(Dataset excerpts)
-- -- --

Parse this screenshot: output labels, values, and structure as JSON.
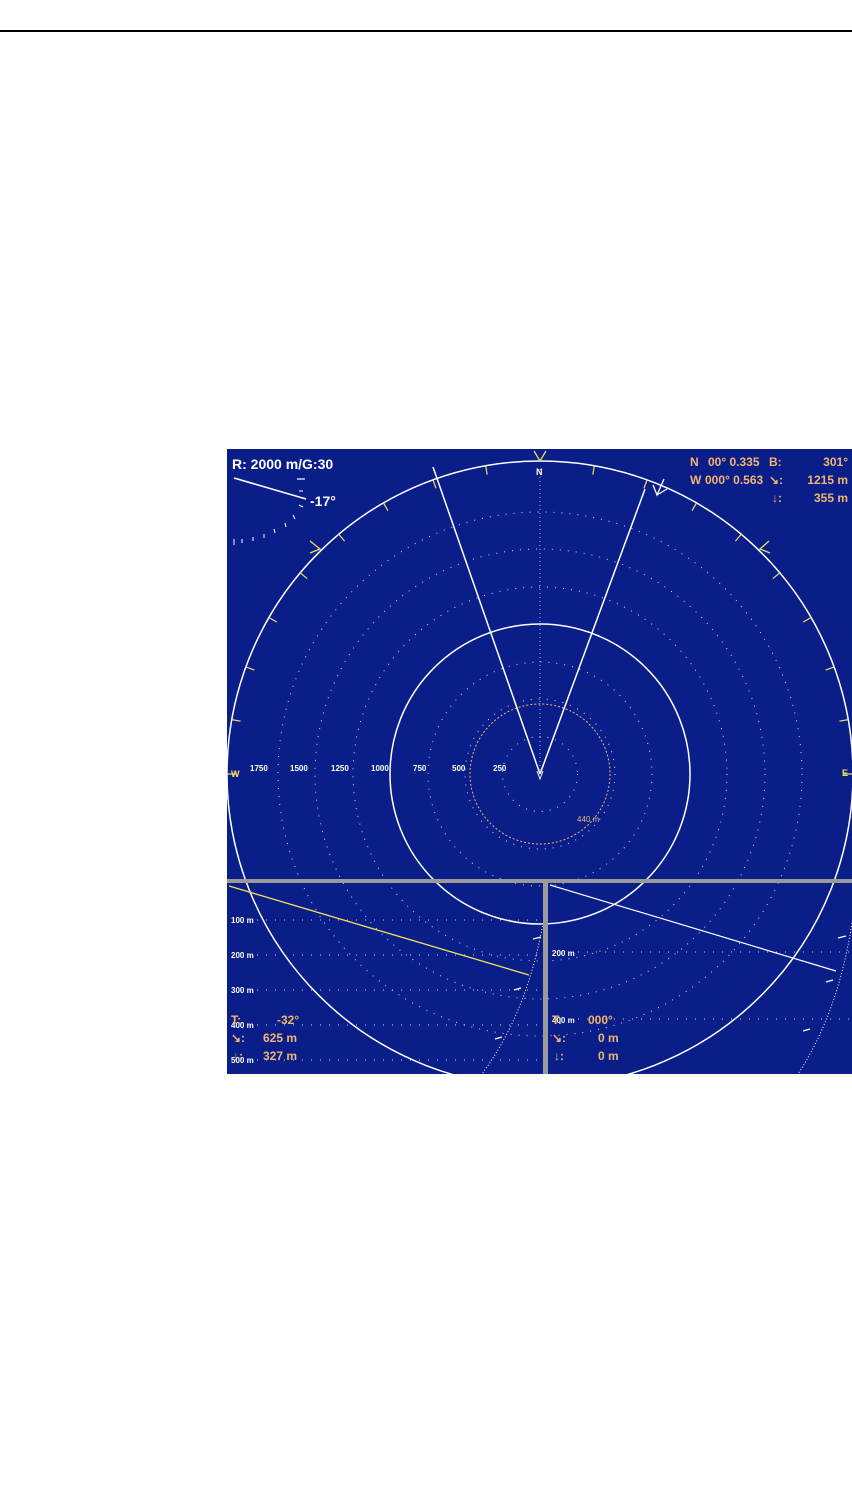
{
  "header": {
    "rule": true
  },
  "sonar": {
    "range_gain": "R: 2000 m/G:30",
    "tilt": "-17°",
    "compass": {
      "north": "N",
      "west": "W",
      "east": "E"
    },
    "scale_labels": [
      "1750",
      "1500",
      "1250",
      "1000",
      "750",
      "500",
      "250"
    ],
    "target_distance": "440 m",
    "position": {
      "lat_label": "N",
      "lat_value": "00° 0.335",
      "lon_label": "W",
      "lon_value": "000° 0.563",
      "bearing_label": "B:",
      "bearing_value": "301°",
      "dist_icon": "↘:",
      "dist_value": "1215 m",
      "depth_icon": "↓:",
      "depth_value": "355 m"
    },
    "colors": {
      "background": "#0a1e8a",
      "text_orange": "#f2b56e",
      "marker_yellow": "#f2e05a",
      "lines": "#ffffff"
    }
  },
  "left_panel": {
    "depth_labels": [
      "100 m",
      "200 m",
      "300 m",
      "400 m",
      "500 m"
    ],
    "tilt_label": "T:",
    "tilt_value": "-32°",
    "dist_icon": "↘:",
    "dist_value": "625 m",
    "depth_icon": "↓:",
    "depth_value": "327 m"
  },
  "right_panel": {
    "depth_labels": [
      "200 m",
      "400 m"
    ],
    "tilt_label": "T:",
    "tilt_value": "000°",
    "dist_icon": "↘:",
    "dist_value": "0 m",
    "depth_icon": "↓:",
    "depth_value": "0 m"
  }
}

-- -- --

[Task goal] Give the data above again in full and unchanged, skipping the pictures.

[Complete output]
Parse this screenshot: output labels, values, and structure as JSON.
{
  "header": {
    "rule": true
  },
  "sonar": {
    "range_gain": "R: 2000 m/G:30",
    "tilt": "-17°",
    "compass": {
      "north": "N",
      "west": "W",
      "east": "E"
    },
    "scale_labels": [
      "1750",
      "1500",
      "1250",
      "1000",
      "750",
      "500",
      "250"
    ],
    "target_distance": "440 m",
    "position": {
      "lat_label": "N",
      "lat_value": "00° 0.335",
      "lon_label": "W",
      "lon_value": "000° 0.563",
      "bearing_label": "B:",
      "bearing_value": "301°",
      "dist_icon": "↘:",
      "dist_value": "1215 m",
      "depth_icon": "↓:",
      "depth_value": "355 m"
    },
    "colors": {
      "background": "#0a1e8a",
      "text_orange": "#f2b56e",
      "marker_yellow": "#f2e05a",
      "lines": "#ffffff"
    }
  },
  "left_panel": {
    "depth_labels": [
      "100 m",
      "200 m",
      "300 m",
      "400 m",
      "500 m"
    ],
    "tilt_label": "T:",
    "tilt_value": "-32°",
    "dist_icon": "↘:",
    "dist_value": "625 m",
    "depth_icon": "↓:",
    "depth_value": "327 m"
  },
  "right_panel": {
    "depth_labels": [
      "200 m",
      "400 m"
    ],
    "tilt_label": "T:",
    "tilt_value": "000°",
    "dist_icon": "↘:",
    "dist_value": "0 m",
    "depth_icon": "↓:",
    "depth_value": "0 m"
  }
}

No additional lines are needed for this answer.